• Job: Write out all of the entries that follow, word for word, but skip the pictures.

• Stored data:
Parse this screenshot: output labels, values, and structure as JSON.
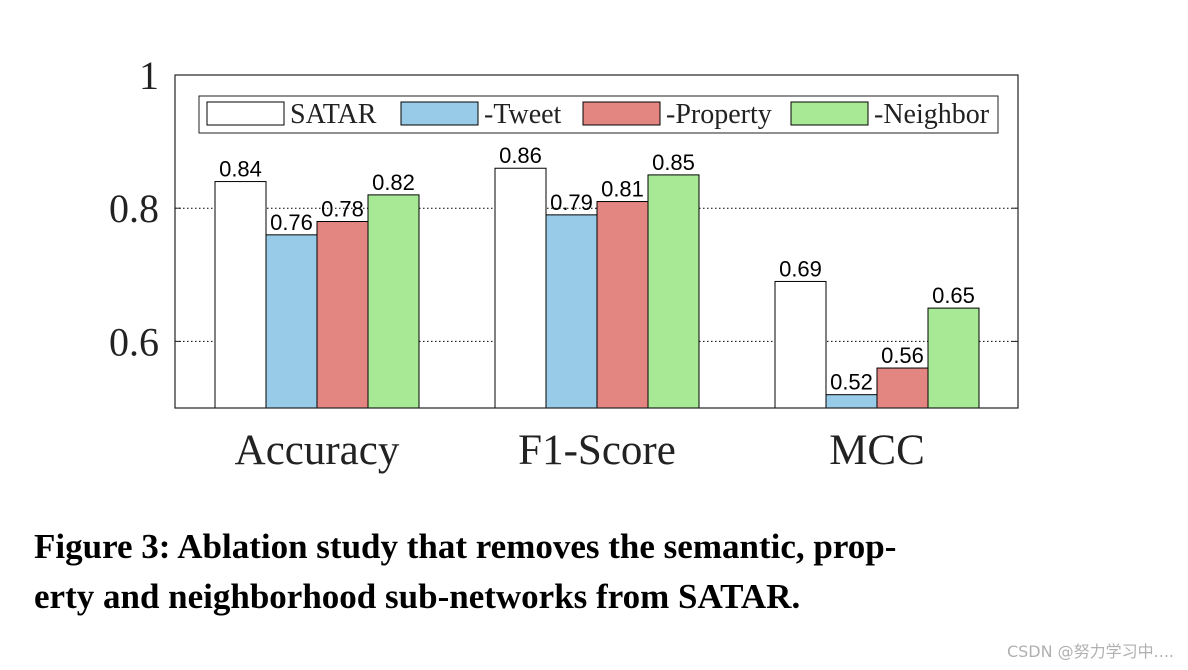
{
  "chart_data": {
    "type": "bar",
    "categories": [
      "Accuracy",
      "F1-Score",
      "MCC"
    ],
    "series": [
      {
        "name": "SATAR",
        "values": [
          0.84,
          0.86,
          0.69
        ],
        "color": "#ffffff"
      },
      {
        "name": "-Tweet",
        "values": [
          0.76,
          0.79,
          0.52
        ],
        "color": "#97cbe8"
      },
      {
        "name": "-Property",
        "values": [
          0.78,
          0.81,
          0.56
        ],
        "color": "#e38681"
      },
      {
        "name": "-Neighbor",
        "values": [
          0.82,
          0.85,
          0.65
        ],
        "color": "#a7e994"
      }
    ],
    "data_labels": [
      [
        "0.84",
        "0.86",
        "0.69"
      ],
      [
        "0.76",
        "0.79",
        "0.52"
      ],
      [
        "0.78",
        "0.81",
        "0.56"
      ],
      [
        "0.82",
        "0.85",
        "0.65"
      ]
    ],
    "yticks": [
      "0.6",
      "0.8",
      "1"
    ],
    "ytick_values": [
      0.6,
      0.8,
      1.0
    ],
    "ylim": [
      0.5,
      1.0
    ],
    "grid": "dotted horizontal at y ticks",
    "legend_position": "top, horizontal"
  },
  "caption": {
    "line1": "Figure 3: Ablation study that removes the semantic, prop-",
    "line2": "erty and neighborhood sub-networks from SATAR."
  },
  "watermark": "CSDN @努力学习中...."
}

• Problem solution:
Parse this screenshot: output labels, values, and structure as JSON.
{
  "chart_data": {
    "type": "bar",
    "categories": [
      "Accuracy",
      "F1-Score",
      "MCC"
    ],
    "series": [
      {
        "name": "SATAR",
        "values": [
          0.84,
          0.86,
          0.69
        ],
        "color": "#ffffff"
      },
      {
        "name": "-Tweet",
        "values": [
          0.76,
          0.79,
          0.52
        ],
        "color": "#97cbe8"
      },
      {
        "name": "-Property",
        "values": [
          0.78,
          0.81,
          0.56
        ],
        "color": "#e38681"
      },
      {
        "name": "-Neighbor",
        "values": [
          0.82,
          0.85,
          0.65
        ],
        "color": "#a7e994"
      }
    ],
    "data_labels": [
      [
        "0.84",
        "0.86",
        "0.69"
      ],
      [
        "0.76",
        "0.79",
        "0.52"
      ],
      [
        "0.78",
        "0.81",
        "0.56"
      ],
      [
        "0.82",
        "0.85",
        "0.65"
      ]
    ],
    "yticks": [
      "0.6",
      "0.8",
      "1"
    ],
    "ytick_values": [
      0.6,
      0.8,
      1.0
    ],
    "ylim": [
      0.5,
      1.0
    ],
    "grid": "dotted horizontal at y ticks",
    "legend_position": "top, horizontal"
  },
  "caption": {
    "line1": "Figure 3: Ablation study that removes the semantic, prop-",
    "line2": "erty and neighborhood sub-networks from SATAR."
  },
  "watermark": "CSDN @努力学习中...."
}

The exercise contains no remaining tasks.